(WRITTEN TASK)
Exactly reproduce all the records, keeping pictures out of the copy.

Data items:
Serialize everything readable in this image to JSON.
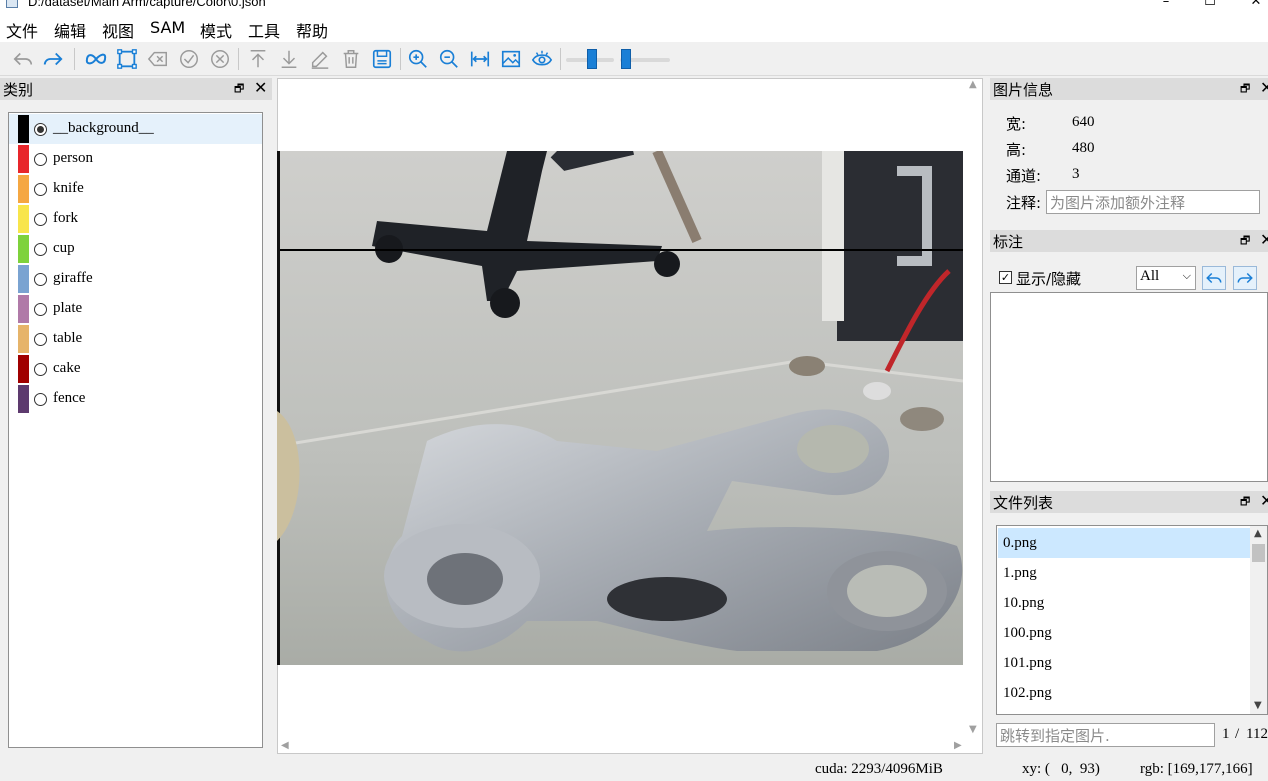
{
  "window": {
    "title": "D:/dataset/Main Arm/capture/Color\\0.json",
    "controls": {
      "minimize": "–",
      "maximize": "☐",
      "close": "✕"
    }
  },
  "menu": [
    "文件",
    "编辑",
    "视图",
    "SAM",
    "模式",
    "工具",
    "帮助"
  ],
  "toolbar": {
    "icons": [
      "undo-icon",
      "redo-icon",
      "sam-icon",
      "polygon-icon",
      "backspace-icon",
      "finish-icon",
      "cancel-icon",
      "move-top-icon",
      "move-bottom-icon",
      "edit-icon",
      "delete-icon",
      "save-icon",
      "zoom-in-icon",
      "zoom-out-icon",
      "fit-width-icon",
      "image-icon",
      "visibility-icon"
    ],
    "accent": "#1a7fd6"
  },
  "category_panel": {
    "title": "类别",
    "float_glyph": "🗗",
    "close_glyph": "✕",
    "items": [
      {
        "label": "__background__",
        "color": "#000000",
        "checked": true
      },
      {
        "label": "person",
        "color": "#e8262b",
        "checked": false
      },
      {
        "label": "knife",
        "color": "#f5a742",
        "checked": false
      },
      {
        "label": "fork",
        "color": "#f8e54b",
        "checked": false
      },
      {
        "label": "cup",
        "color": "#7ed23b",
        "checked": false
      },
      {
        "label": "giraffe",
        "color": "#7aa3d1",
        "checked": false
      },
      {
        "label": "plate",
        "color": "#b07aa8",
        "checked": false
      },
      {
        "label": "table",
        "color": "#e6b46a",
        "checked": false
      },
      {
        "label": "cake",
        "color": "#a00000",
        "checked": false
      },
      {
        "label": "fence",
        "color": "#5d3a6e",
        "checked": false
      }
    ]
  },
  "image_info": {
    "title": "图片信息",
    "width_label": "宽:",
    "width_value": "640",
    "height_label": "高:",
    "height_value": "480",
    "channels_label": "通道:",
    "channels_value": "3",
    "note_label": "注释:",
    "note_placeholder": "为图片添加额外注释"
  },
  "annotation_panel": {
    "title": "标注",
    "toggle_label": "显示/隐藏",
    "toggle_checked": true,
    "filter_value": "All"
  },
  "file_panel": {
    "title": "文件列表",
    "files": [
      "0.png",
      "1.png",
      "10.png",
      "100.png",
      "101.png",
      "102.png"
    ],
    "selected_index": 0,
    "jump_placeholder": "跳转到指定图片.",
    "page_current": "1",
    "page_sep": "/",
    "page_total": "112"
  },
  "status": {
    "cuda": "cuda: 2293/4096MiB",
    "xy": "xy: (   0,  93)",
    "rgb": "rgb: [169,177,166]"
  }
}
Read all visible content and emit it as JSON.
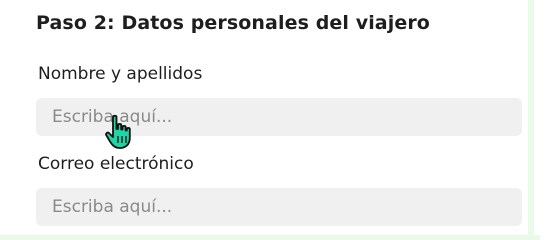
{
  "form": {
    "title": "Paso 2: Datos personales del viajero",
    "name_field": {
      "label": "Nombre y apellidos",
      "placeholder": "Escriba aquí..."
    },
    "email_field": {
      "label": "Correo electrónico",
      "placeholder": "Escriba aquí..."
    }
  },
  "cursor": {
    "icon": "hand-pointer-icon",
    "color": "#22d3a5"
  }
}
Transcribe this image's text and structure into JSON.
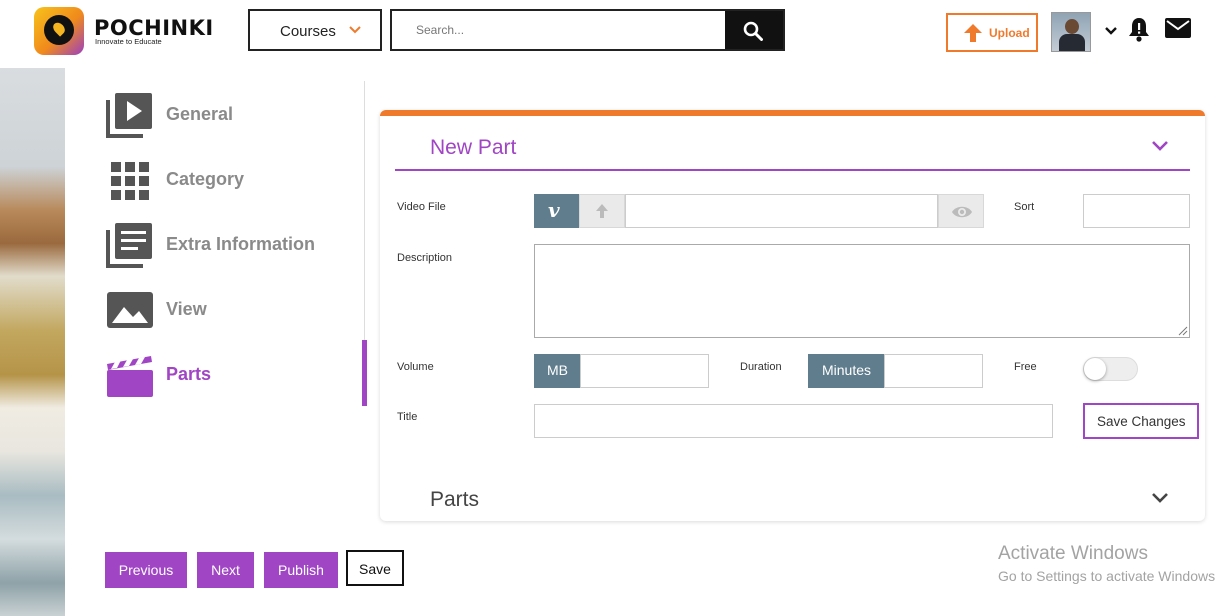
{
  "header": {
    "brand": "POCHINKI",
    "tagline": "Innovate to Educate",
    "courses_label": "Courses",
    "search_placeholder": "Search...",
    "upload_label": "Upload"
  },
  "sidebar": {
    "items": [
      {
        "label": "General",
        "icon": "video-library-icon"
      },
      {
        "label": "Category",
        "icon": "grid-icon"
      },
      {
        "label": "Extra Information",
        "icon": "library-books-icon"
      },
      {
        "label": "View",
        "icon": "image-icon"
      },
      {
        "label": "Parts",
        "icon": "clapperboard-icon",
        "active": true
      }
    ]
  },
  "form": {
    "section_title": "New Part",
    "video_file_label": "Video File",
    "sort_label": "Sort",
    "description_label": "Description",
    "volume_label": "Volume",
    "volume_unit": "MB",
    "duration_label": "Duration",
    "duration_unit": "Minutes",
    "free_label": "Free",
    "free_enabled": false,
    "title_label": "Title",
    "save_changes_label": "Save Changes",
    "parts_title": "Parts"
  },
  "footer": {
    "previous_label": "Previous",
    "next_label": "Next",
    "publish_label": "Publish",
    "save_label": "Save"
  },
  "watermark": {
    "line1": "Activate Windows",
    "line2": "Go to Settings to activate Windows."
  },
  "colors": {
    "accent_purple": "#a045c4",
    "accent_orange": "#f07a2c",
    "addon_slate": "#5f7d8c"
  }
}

(EXPECTED ANSWER)
Serialize everything readable in this image to JSON.
{
  "window": {
    "title": "D:/dataset/Main Arm/capture/Color\\0.json",
    "controls": {
      "minimize": "–",
      "maximize": "☐",
      "close": "✕"
    }
  },
  "menu": [
    "文件",
    "编辑",
    "视图",
    "SAM",
    "模式",
    "工具",
    "帮助"
  ],
  "toolbar": {
    "icons": [
      "undo-icon",
      "redo-icon",
      "sam-icon",
      "polygon-icon",
      "backspace-icon",
      "finish-icon",
      "cancel-icon",
      "move-top-icon",
      "move-bottom-icon",
      "edit-icon",
      "delete-icon",
      "save-icon",
      "zoom-in-icon",
      "zoom-out-icon",
      "fit-width-icon",
      "image-icon",
      "visibility-icon"
    ],
    "accent": "#1a7fd6"
  },
  "category_panel": {
    "title": "类别",
    "float_glyph": "🗗",
    "close_glyph": "✕",
    "items": [
      {
        "label": "__background__",
        "color": "#000000",
        "checked": true
      },
      {
        "label": "person",
        "color": "#e8262b",
        "checked": false
      },
      {
        "label": "knife",
        "color": "#f5a742",
        "checked": false
      },
      {
        "label": "fork",
        "color": "#f8e54b",
        "checked": false
      },
      {
        "label": "cup",
        "color": "#7ed23b",
        "checked": false
      },
      {
        "label": "giraffe",
        "color": "#7aa3d1",
        "checked": false
      },
      {
        "label": "plate",
        "color": "#b07aa8",
        "checked": false
      },
      {
        "label": "table",
        "color": "#e6b46a",
        "checked": false
      },
      {
        "label": "cake",
        "color": "#a00000",
        "checked": false
      },
      {
        "label": "fence",
        "color": "#5d3a6e",
        "checked": false
      }
    ]
  },
  "image_info": {
    "title": "图片信息",
    "width_label": "宽:",
    "width_value": "640",
    "height_label": "高:",
    "height_value": "480",
    "channels_label": "通道:",
    "channels_value": "3",
    "note_label": "注释:",
    "note_placeholder": "为图片添加额外注释"
  },
  "annotation_panel": {
    "title": "标注",
    "toggle_label": "显示/隐藏",
    "toggle_checked": true,
    "filter_value": "All"
  },
  "file_panel": {
    "title": "文件列表",
    "files": [
      "0.png",
      "1.png",
      "10.png",
      "100.png",
      "101.png",
      "102.png"
    ],
    "selected_index": 0,
    "jump_placeholder": "跳转到指定图片.",
    "page_current": "1",
    "page_sep": "/",
    "page_total": "112"
  },
  "status": {
    "cuda": "cuda: 2293/4096MiB",
    "xy": "xy: (   0,  93)",
    "rgb": "rgb: [169,177,166]"
  }
}
Read all visible content and emit it as JSON.
{
  "form": {
    "title": "Paso 2: Datos personales del viajero",
    "name_field": {
      "label": "Nombre y apellidos",
      "placeholder": "Escriba aquí..."
    },
    "email_field": {
      "label": "Correo electrónico",
      "placeholder": "Escriba aquí..."
    }
  },
  "cursor": {
    "icon": "hand-pointer-icon",
    "color": "#22d3a5"
  }
}
Transcribe this image's text and structure into JSON.
{
  "header": {
    "brand": "POCHINKI",
    "tagline": "Innovate to Educate",
    "courses_label": "Courses",
    "search_placeholder": "Search...",
    "upload_label": "Upload"
  },
  "sidebar": {
    "items": [
      {
        "label": "General",
        "icon": "video-library-icon"
      },
      {
        "label": "Category",
        "icon": "grid-icon"
      },
      {
        "label": "Extra Information",
        "icon": "library-books-icon"
      },
      {
        "label": "View",
        "icon": "image-icon"
      },
      {
        "label": "Parts",
        "icon": "clapperboard-icon",
        "active": true
      }
    ]
  },
  "form": {
    "section_title": "New Part",
    "video_file_label": "Video File",
    "sort_label": "Sort",
    "description_label": "Description",
    "volume_label": "Volume",
    "volume_unit": "MB",
    "duration_label": "Duration",
    "duration_unit": "Minutes",
    "free_label": "Free",
    "free_enabled": false,
    "title_label": "Title",
    "save_changes_label": "Save Changes",
    "parts_title": "Parts"
  },
  "footer": {
    "previous_label": "Previous",
    "next_label": "Next",
    "publish_label": "Publish",
    "save_label": "Save"
  },
  "watermark": {
    "line1": "Activate Windows",
    "line2": "Go to Settings to activate Windows."
  },
  "colors": {
    "accent_purple": "#a045c4",
    "accent_orange": "#f07a2c",
    "addon_slate": "#5f7d8c"
  }
}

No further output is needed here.